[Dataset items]
—————

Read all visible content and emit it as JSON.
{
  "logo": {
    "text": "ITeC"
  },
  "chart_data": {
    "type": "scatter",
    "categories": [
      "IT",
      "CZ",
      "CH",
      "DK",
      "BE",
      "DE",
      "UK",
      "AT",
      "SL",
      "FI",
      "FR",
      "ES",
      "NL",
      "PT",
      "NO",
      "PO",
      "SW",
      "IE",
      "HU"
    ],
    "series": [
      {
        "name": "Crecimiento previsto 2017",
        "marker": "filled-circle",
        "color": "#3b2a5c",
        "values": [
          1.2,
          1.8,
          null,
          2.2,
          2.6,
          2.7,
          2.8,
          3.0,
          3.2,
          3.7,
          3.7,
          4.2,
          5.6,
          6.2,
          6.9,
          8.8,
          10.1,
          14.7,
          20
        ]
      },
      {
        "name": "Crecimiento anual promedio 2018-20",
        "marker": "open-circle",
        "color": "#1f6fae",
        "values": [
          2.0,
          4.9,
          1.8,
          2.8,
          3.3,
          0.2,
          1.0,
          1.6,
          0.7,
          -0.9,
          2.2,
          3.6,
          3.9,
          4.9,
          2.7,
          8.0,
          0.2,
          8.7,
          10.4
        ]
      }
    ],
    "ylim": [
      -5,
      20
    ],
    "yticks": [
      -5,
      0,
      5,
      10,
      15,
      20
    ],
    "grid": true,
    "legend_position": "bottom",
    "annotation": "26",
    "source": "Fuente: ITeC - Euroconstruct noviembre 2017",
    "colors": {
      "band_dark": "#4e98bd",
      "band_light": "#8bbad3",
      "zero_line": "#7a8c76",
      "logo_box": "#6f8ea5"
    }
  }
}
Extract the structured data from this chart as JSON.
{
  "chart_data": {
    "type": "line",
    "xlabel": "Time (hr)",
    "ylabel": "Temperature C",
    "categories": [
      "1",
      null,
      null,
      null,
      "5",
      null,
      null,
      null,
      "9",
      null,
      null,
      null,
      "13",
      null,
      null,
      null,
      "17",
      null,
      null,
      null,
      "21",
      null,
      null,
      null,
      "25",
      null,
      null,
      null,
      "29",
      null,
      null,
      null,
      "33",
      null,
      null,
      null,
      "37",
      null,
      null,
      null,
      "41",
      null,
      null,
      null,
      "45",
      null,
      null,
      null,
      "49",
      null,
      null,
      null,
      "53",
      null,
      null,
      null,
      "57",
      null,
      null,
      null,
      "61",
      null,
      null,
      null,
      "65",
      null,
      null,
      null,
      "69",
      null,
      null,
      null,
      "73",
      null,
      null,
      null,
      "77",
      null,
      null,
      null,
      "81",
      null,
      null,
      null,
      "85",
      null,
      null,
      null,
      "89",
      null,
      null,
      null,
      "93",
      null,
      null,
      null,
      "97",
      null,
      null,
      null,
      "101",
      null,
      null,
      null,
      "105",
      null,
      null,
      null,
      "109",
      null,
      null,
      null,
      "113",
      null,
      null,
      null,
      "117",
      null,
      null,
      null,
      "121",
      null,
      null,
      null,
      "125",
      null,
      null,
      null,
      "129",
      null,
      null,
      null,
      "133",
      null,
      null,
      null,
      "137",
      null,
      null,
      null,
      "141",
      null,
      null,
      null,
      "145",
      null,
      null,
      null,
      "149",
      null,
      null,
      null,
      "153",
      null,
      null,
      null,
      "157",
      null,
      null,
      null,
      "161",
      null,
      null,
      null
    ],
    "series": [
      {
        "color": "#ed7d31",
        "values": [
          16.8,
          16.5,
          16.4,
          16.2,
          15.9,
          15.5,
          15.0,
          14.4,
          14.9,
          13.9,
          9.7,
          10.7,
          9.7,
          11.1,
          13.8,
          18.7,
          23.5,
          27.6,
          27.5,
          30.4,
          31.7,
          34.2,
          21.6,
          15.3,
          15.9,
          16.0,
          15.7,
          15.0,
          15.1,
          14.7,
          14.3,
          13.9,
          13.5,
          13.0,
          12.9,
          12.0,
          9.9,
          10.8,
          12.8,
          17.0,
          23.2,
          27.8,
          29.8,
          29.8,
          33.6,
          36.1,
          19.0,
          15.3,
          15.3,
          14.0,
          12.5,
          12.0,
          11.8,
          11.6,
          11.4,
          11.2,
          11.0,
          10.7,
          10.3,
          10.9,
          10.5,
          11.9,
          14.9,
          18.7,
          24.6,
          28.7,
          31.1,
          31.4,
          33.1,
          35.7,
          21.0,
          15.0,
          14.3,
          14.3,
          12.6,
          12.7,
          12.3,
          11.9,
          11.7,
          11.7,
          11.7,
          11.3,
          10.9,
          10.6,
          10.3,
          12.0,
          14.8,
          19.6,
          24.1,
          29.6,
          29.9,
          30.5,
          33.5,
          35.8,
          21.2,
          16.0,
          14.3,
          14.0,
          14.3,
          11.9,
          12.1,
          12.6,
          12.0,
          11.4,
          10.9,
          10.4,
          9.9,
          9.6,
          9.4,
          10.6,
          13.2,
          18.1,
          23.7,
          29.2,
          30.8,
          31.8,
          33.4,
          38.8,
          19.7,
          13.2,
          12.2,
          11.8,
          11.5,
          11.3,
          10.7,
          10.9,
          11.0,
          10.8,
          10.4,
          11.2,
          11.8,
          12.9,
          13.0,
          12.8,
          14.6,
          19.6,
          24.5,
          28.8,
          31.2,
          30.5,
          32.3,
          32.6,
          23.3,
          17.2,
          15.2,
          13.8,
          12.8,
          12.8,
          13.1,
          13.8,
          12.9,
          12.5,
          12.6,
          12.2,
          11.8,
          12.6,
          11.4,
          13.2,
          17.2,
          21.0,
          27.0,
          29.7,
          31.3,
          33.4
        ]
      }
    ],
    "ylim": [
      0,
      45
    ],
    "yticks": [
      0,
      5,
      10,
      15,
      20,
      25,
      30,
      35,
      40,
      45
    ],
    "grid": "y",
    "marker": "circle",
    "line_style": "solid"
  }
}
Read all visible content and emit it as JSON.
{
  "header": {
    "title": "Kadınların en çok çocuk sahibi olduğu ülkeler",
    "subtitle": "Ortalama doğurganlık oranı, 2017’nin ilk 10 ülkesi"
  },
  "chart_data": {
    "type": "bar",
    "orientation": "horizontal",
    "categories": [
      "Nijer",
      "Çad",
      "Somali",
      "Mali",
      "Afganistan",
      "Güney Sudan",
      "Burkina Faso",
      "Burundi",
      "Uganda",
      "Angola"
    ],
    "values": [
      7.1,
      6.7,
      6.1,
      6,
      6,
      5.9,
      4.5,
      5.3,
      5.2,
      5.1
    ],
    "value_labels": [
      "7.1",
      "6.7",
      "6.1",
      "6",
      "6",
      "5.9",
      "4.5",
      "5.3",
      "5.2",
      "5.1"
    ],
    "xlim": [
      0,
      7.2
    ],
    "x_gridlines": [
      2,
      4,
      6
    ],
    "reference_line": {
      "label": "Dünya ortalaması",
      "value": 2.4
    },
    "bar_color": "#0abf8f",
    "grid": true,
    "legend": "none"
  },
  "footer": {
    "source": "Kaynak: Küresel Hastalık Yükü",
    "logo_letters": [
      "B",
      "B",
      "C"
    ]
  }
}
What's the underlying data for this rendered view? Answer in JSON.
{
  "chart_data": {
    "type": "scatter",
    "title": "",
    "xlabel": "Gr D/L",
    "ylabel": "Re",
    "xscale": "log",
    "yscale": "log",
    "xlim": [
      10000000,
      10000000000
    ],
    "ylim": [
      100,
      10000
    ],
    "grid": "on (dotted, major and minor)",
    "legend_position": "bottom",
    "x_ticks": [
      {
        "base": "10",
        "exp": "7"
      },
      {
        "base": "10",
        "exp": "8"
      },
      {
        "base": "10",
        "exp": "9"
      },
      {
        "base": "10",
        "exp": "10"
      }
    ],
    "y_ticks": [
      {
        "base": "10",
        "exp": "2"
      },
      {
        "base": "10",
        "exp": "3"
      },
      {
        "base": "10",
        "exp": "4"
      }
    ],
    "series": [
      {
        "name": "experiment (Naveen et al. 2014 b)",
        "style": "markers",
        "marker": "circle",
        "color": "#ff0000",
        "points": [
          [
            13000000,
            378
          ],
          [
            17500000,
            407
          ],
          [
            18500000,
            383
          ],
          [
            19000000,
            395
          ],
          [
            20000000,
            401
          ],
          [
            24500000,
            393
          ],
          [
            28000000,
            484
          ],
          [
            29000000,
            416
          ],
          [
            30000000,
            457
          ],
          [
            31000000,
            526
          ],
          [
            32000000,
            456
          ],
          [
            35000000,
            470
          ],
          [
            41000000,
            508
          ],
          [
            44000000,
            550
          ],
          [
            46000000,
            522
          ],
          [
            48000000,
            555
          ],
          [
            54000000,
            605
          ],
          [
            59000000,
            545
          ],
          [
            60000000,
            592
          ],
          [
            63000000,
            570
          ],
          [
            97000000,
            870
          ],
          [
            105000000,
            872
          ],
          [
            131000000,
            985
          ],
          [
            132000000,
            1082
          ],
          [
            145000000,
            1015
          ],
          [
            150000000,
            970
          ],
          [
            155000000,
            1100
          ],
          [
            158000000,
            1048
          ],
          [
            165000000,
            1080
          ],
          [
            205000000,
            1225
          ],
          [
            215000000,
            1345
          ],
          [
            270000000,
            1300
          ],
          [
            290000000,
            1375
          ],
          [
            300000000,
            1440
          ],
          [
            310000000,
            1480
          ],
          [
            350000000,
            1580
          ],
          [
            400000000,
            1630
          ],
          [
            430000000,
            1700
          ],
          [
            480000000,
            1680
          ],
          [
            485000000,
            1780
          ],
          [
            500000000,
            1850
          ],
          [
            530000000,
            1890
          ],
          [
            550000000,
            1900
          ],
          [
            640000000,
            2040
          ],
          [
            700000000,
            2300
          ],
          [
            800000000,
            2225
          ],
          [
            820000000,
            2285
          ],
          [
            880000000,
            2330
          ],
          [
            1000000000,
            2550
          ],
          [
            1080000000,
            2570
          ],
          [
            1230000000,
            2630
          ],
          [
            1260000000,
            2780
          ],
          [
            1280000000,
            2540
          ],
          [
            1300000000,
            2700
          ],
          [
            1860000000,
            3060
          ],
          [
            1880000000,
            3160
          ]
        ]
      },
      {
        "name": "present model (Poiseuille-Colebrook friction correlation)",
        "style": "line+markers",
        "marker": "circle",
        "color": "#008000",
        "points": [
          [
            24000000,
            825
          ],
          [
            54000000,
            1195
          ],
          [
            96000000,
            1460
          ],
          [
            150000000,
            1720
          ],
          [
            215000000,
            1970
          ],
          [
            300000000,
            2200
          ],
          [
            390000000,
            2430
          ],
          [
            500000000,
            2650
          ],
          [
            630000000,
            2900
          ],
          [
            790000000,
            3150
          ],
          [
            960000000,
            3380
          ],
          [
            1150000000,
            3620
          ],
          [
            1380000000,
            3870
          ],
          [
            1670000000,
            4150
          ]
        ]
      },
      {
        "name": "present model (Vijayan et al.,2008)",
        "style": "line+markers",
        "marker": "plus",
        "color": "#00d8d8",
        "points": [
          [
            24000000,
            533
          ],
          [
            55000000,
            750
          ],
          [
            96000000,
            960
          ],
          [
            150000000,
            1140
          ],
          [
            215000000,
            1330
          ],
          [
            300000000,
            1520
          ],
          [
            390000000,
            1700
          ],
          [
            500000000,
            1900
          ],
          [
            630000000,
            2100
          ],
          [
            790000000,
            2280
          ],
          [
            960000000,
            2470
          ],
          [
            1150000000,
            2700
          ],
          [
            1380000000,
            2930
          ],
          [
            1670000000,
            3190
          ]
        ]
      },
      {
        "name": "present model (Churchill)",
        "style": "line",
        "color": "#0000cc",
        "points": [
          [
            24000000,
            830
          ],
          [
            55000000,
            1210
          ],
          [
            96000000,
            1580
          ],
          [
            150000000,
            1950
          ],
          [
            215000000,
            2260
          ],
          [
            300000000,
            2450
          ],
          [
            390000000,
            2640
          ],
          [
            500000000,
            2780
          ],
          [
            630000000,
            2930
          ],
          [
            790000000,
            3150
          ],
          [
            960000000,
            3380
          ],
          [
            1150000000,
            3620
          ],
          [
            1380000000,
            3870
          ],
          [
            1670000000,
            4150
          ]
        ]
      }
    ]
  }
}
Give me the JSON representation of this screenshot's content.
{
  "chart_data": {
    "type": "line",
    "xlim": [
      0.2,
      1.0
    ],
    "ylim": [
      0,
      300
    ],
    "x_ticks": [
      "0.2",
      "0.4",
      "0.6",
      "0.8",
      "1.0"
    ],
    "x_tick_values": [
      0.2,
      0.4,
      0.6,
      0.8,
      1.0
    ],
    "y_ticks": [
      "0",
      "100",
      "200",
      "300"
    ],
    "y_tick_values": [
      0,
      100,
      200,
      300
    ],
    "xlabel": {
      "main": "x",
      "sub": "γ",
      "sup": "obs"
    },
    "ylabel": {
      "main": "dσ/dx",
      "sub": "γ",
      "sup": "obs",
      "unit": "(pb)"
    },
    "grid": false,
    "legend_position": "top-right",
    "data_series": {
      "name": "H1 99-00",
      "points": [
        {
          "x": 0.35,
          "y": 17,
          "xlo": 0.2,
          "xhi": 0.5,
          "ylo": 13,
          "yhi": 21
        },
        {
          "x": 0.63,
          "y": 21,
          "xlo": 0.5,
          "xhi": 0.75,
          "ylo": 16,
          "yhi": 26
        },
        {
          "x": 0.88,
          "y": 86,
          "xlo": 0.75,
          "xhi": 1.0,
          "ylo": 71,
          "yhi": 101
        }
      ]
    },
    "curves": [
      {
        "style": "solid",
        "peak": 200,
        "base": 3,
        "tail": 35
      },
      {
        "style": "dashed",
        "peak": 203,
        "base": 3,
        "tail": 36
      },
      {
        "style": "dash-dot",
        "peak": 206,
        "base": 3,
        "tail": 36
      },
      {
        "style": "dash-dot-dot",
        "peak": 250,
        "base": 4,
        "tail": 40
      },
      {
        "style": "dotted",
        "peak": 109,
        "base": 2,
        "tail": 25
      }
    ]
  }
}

—————

WHAT IS EXPECTED
Search the lines for the string "ITeC" and copy every line that has it.

ANSWER
    "text": "ITeC"
    "source": "Fuente: ITeC - Euroconstruct noviembre 2017",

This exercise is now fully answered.